## INSTRUCTIONS FOR THE TASK
Every record must be transcribed in its entirety, apart from the images, which are to be omitted.

Stored entries

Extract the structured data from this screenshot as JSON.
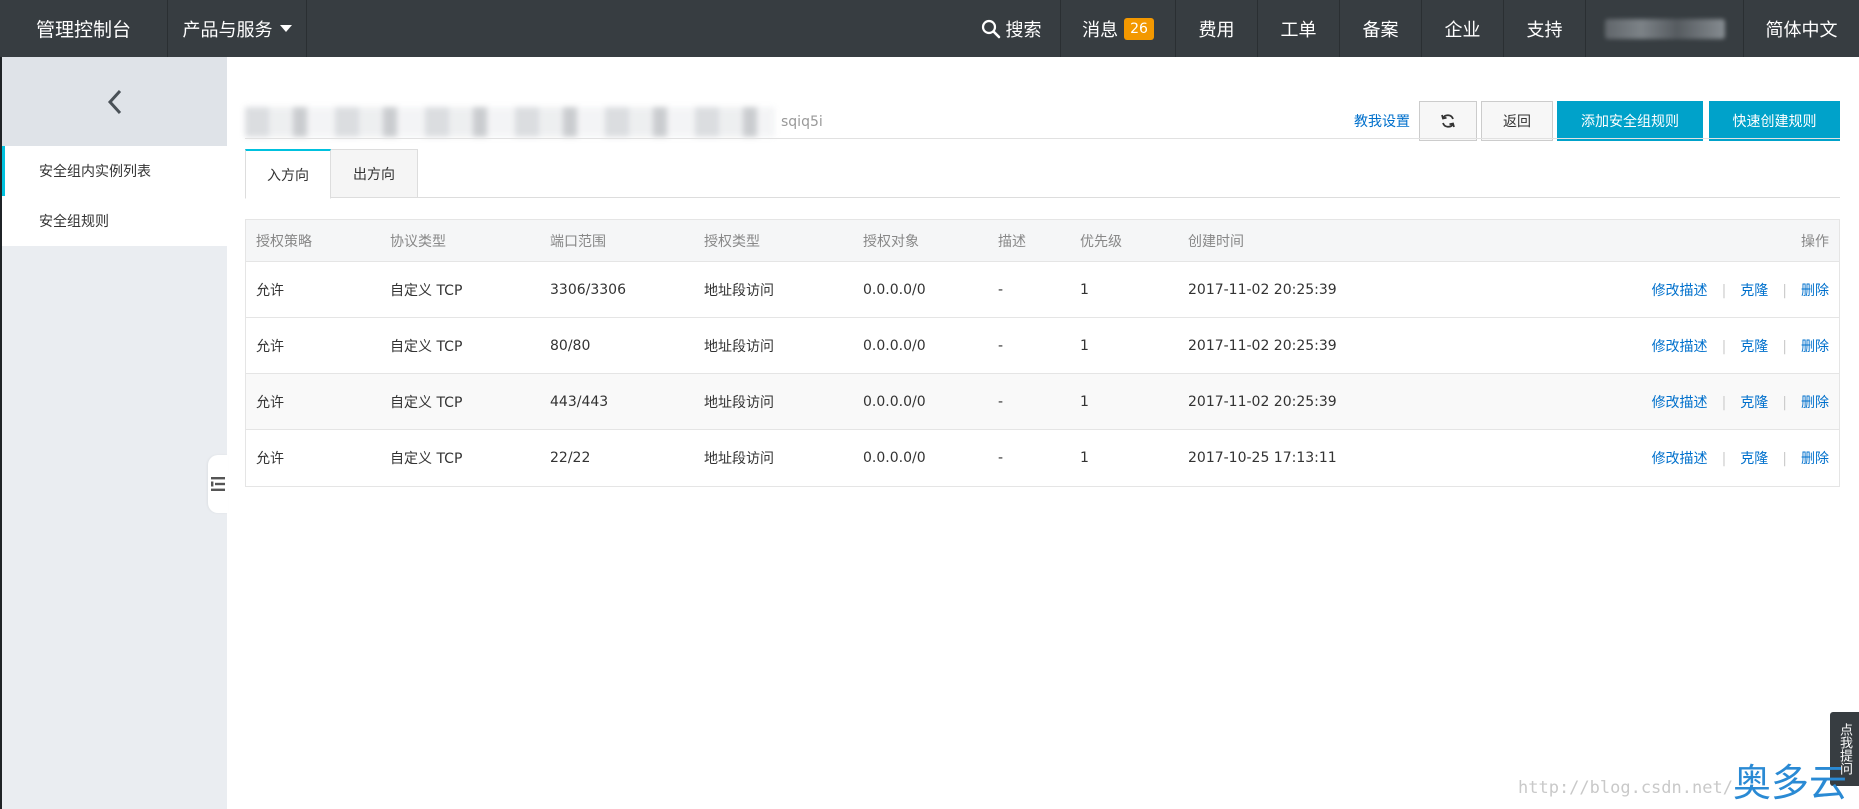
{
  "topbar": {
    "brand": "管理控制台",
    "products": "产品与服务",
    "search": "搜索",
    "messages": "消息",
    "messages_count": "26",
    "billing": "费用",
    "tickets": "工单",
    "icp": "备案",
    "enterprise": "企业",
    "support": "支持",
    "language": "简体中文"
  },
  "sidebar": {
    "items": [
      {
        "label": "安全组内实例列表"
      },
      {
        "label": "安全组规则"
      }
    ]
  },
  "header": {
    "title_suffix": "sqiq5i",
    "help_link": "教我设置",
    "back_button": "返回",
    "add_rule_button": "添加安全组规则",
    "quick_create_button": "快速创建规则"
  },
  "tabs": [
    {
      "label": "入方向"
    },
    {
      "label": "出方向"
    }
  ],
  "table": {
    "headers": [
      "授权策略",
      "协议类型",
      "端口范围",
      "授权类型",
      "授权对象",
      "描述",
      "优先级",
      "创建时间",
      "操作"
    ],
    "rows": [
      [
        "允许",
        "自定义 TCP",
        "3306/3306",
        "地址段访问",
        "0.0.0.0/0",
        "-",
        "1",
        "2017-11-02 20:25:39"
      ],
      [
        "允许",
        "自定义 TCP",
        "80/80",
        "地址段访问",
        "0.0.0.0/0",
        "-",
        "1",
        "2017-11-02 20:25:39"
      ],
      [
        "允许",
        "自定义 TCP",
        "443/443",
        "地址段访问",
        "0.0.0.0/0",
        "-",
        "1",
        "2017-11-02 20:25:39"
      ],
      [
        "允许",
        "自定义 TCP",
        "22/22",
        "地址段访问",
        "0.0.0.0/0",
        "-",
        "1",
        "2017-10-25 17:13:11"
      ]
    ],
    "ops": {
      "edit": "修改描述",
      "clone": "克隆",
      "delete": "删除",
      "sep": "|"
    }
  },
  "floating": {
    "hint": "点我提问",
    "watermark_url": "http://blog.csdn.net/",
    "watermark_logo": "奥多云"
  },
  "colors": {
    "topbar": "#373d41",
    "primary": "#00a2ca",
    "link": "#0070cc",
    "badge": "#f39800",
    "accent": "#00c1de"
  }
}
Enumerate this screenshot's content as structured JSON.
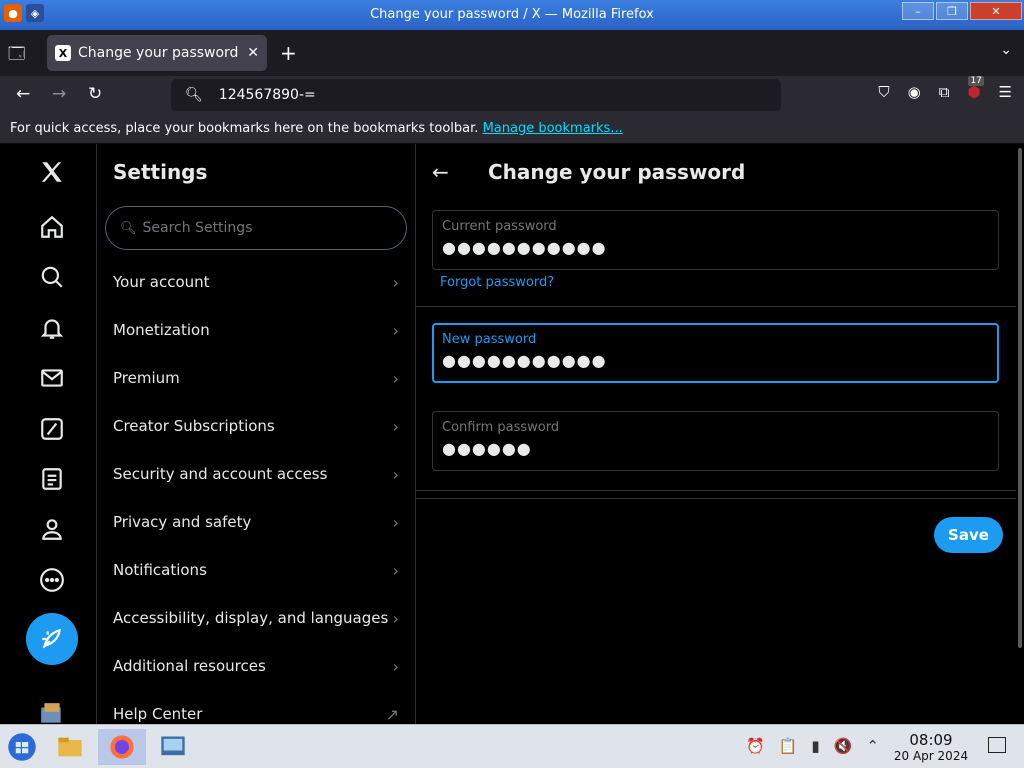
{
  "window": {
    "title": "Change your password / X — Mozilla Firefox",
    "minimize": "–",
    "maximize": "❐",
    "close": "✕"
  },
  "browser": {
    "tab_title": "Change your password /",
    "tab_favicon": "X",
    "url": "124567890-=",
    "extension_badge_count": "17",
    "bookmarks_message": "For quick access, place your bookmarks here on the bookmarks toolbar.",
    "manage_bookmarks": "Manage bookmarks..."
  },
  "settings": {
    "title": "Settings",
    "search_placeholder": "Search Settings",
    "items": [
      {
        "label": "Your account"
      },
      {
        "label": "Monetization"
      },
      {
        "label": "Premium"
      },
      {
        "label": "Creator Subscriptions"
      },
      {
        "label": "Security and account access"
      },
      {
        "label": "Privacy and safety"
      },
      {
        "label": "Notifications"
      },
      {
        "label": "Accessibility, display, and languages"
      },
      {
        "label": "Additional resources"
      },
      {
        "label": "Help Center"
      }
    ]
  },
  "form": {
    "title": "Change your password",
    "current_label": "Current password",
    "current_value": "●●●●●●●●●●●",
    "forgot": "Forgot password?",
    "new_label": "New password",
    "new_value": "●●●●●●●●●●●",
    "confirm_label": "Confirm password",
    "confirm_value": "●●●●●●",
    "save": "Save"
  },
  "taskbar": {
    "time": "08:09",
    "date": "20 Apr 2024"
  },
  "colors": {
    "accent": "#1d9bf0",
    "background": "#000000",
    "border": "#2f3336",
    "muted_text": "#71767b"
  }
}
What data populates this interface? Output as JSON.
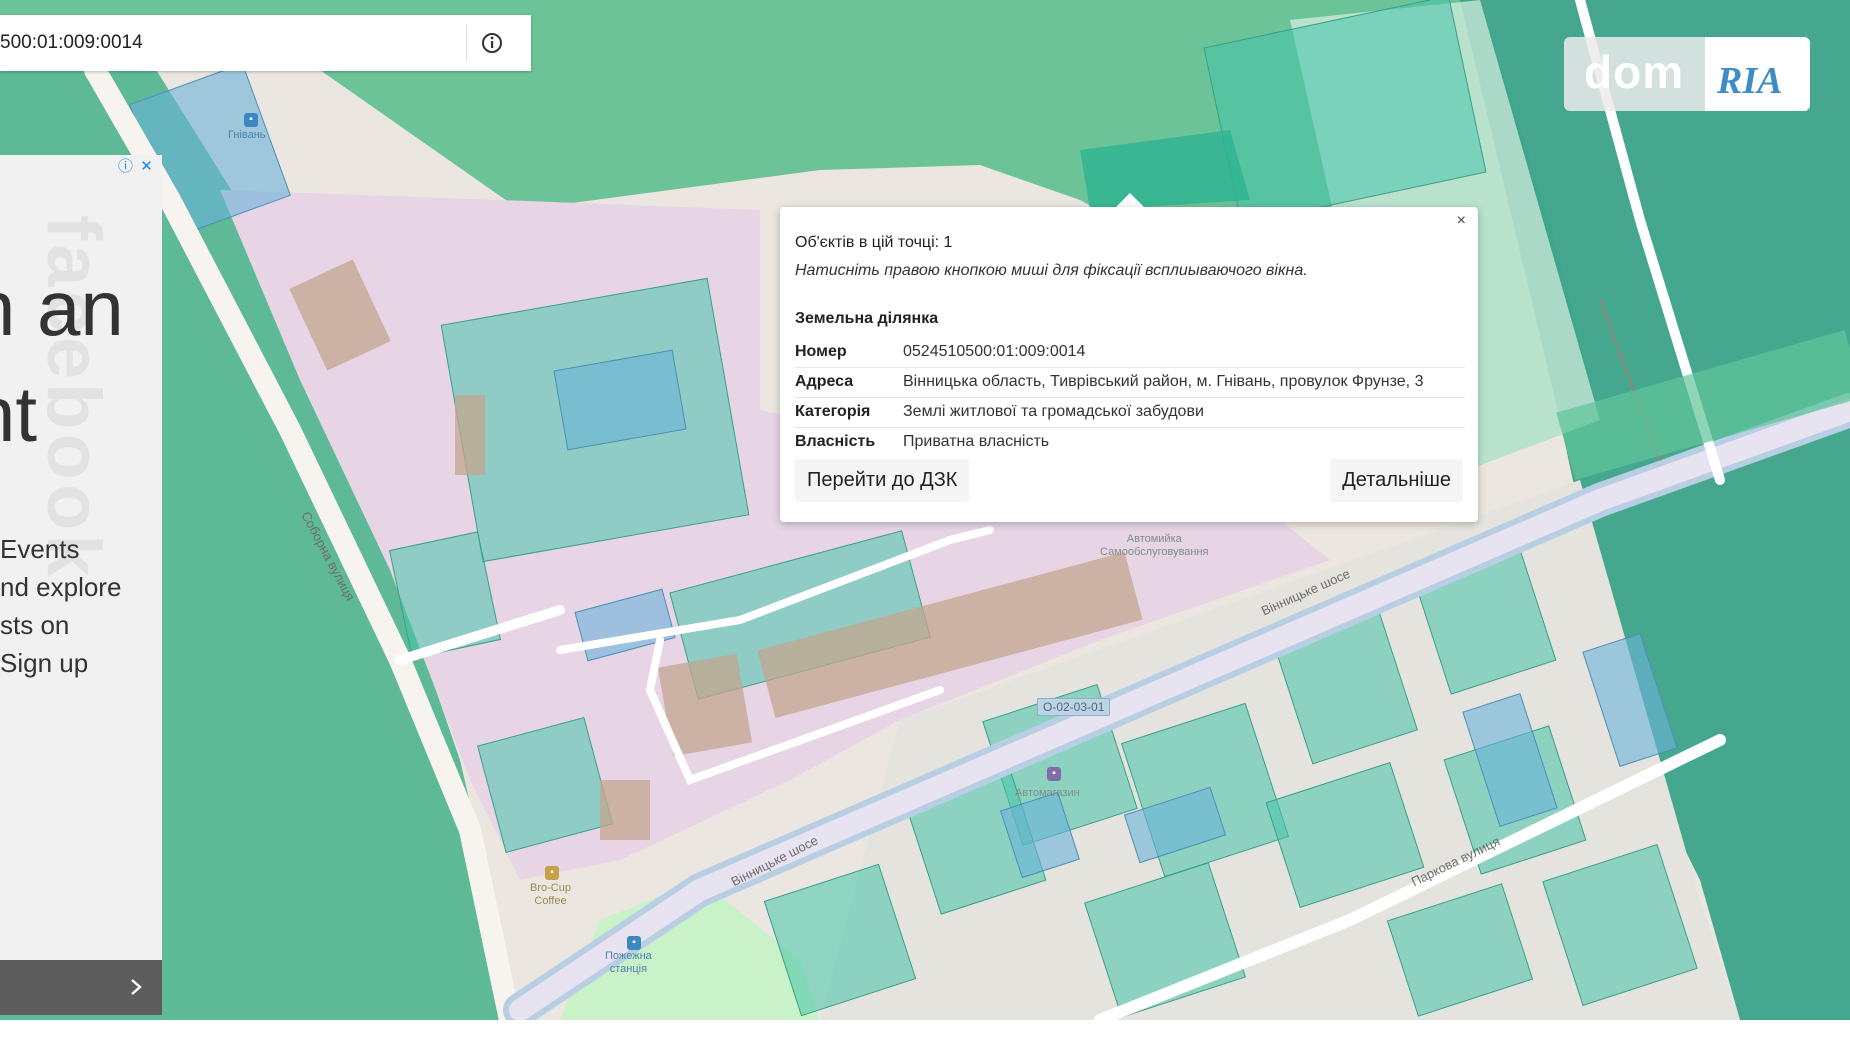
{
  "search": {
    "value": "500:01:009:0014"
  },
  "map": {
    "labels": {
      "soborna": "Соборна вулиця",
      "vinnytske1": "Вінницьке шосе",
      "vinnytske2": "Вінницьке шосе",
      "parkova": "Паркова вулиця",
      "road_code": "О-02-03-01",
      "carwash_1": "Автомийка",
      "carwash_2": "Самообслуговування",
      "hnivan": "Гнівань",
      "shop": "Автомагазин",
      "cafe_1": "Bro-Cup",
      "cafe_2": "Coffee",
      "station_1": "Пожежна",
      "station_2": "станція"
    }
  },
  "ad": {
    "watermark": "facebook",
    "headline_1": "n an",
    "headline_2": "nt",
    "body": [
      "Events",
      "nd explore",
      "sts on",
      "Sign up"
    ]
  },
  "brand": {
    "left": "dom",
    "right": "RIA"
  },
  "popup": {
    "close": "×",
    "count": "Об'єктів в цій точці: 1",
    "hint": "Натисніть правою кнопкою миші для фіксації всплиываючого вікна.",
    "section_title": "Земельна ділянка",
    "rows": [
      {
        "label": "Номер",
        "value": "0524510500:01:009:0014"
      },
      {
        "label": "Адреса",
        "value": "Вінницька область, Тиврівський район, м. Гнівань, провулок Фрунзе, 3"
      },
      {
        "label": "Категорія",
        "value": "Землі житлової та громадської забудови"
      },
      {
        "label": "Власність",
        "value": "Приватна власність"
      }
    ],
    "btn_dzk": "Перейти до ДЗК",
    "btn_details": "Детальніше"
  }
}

## CORRECT OUTPUT
Extract the structured data from this screenshot as JSON.
{
  "topbar": {
    "brand": "管理控制台",
    "products": "产品与服务",
    "search": "搜索",
    "messages": "消息",
    "messages_count": "26",
    "billing": "费用",
    "tickets": "工单",
    "icp": "备案",
    "enterprise": "企业",
    "support": "支持",
    "language": "简体中文"
  },
  "sidebar": {
    "items": [
      {
        "label": "安全组内实例列表"
      },
      {
        "label": "安全组规则"
      }
    ]
  },
  "header": {
    "title_suffix": "sqiq5i",
    "help_link": "教我设置",
    "back_button": "返回",
    "add_rule_button": "添加安全组规则",
    "quick_create_button": "快速创建规则"
  },
  "tabs": [
    {
      "label": "入方向"
    },
    {
      "label": "出方向"
    }
  ],
  "table": {
    "headers": [
      "授权策略",
      "协议类型",
      "端口范围",
      "授权类型",
      "授权对象",
      "描述",
      "优先级",
      "创建时间",
      "操作"
    ],
    "rows": [
      [
        "允许",
        "自定义 TCP",
        "3306/3306",
        "地址段访问",
        "0.0.0.0/0",
        "-",
        "1",
        "2017-11-02 20:25:39"
      ],
      [
        "允许",
        "自定义 TCP",
        "80/80",
        "地址段访问",
        "0.0.0.0/0",
        "-",
        "1",
        "2017-11-02 20:25:39"
      ],
      [
        "允许",
        "自定义 TCP",
        "443/443",
        "地址段访问",
        "0.0.0.0/0",
        "-",
        "1",
        "2017-11-02 20:25:39"
      ],
      [
        "允许",
        "自定义 TCP",
        "22/22",
        "地址段访问",
        "0.0.0.0/0",
        "-",
        "1",
        "2017-10-25 17:13:11"
      ]
    ],
    "ops": {
      "edit": "修改描述",
      "clone": "克隆",
      "delete": "删除",
      "sep": "|"
    }
  },
  "floating": {
    "hint": "点我提问",
    "watermark_url": "http://blog.csdn.net/",
    "watermark_logo": "奥多云"
  },
  "colors": {
    "topbar": "#373d41",
    "primary": "#00a2ca",
    "link": "#0070cc",
    "badge": "#f39800",
    "accent": "#00c1de"
  }
}
Enumerate this screenshot's content as structured JSON.
{
  "window": {
    "title": "Change your password / X — Mozilla Firefox",
    "minimize": "–",
    "maximize": "❐",
    "close": "✕"
  },
  "browser": {
    "tab_title": "Change your password /",
    "tab_favicon": "X",
    "url": "124567890-=",
    "extension_badge_count": "17",
    "bookmarks_message": "For quick access, place your bookmarks here on the bookmarks toolbar.",
    "manage_bookmarks": "Manage bookmarks..."
  },
  "settings": {
    "title": "Settings",
    "search_placeholder": "Search Settings",
    "items": [
      {
        "label": "Your account"
      },
      {
        "label": "Monetization"
      },
      {
        "label": "Premium"
      },
      {
        "label": "Creator Subscriptions"
      },
      {
        "label": "Security and account access"
      },
      {
        "label": "Privacy and safety"
      },
      {
        "label": "Notifications"
      },
      {
        "label": "Accessibility, display, and languages"
      },
      {
        "label": "Additional resources"
      },
      {
        "label": "Help Center"
      }
    ]
  },
  "form": {
    "title": "Change your password",
    "current_label": "Current password",
    "current_value": "●●●●●●●●●●●",
    "forgot": "Forgot password?",
    "new_label": "New password",
    "new_value": "●●●●●●●●●●●",
    "confirm_label": "Confirm password",
    "confirm_value": "●●●●●●",
    "save": "Save"
  },
  "taskbar": {
    "time": "08:09",
    "date": "20 Apr 2024"
  },
  "colors": {
    "accent": "#1d9bf0",
    "background": "#000000",
    "border": "#2f3336",
    "muted_text": "#71767b"
  }
}
What data populates this interface? Output as JSON.
{
  "search": {
    "value": "500:01:009:0014"
  },
  "map": {
    "labels": {
      "soborna": "Соборна вулиця",
      "vinnytske1": "Вінницьке шосе",
      "vinnytske2": "Вінницьке шосе",
      "parkova": "Паркова вулиця",
      "road_code": "О-02-03-01",
      "carwash_1": "Автомийка",
      "carwash_2": "Самообслуговування",
      "hnivan": "Гнівань",
      "shop": "Автомагазин",
      "cafe_1": "Bro-Cup",
      "cafe_2": "Coffee",
      "station_1": "Пожежна",
      "station_2": "станція"
    }
  },
  "ad": {
    "watermark": "facebook",
    "headline_1": "n an",
    "headline_2": "nt",
    "body": [
      "Events",
      "nd explore",
      "sts on",
      "Sign up"
    ]
  },
  "brand": {
    "left": "dom",
    "right": "RIA"
  },
  "popup": {
    "close": "×",
    "count": "Об'єктів в цій точці: 1",
    "hint": "Натисніть правою кнопкою миші для фіксації всплиываючого вікна.",
    "section_title": "Земельна ділянка",
    "rows": [
      {
        "label": "Номер",
        "value": "0524510500:01:009:0014"
      },
      {
        "label": "Адреса",
        "value": "Вінницька область, Тиврівський район, м. Гнівань, провулок Фрунзе, 3"
      },
      {
        "label": "Категорія",
        "value": "Землі житлової та громадської забудови"
      },
      {
        "label": "Власність",
        "value": "Приватна власність"
      }
    ],
    "btn_dzk": "Перейти до ДЗК",
    "btn_details": "Детальніше"
  }
}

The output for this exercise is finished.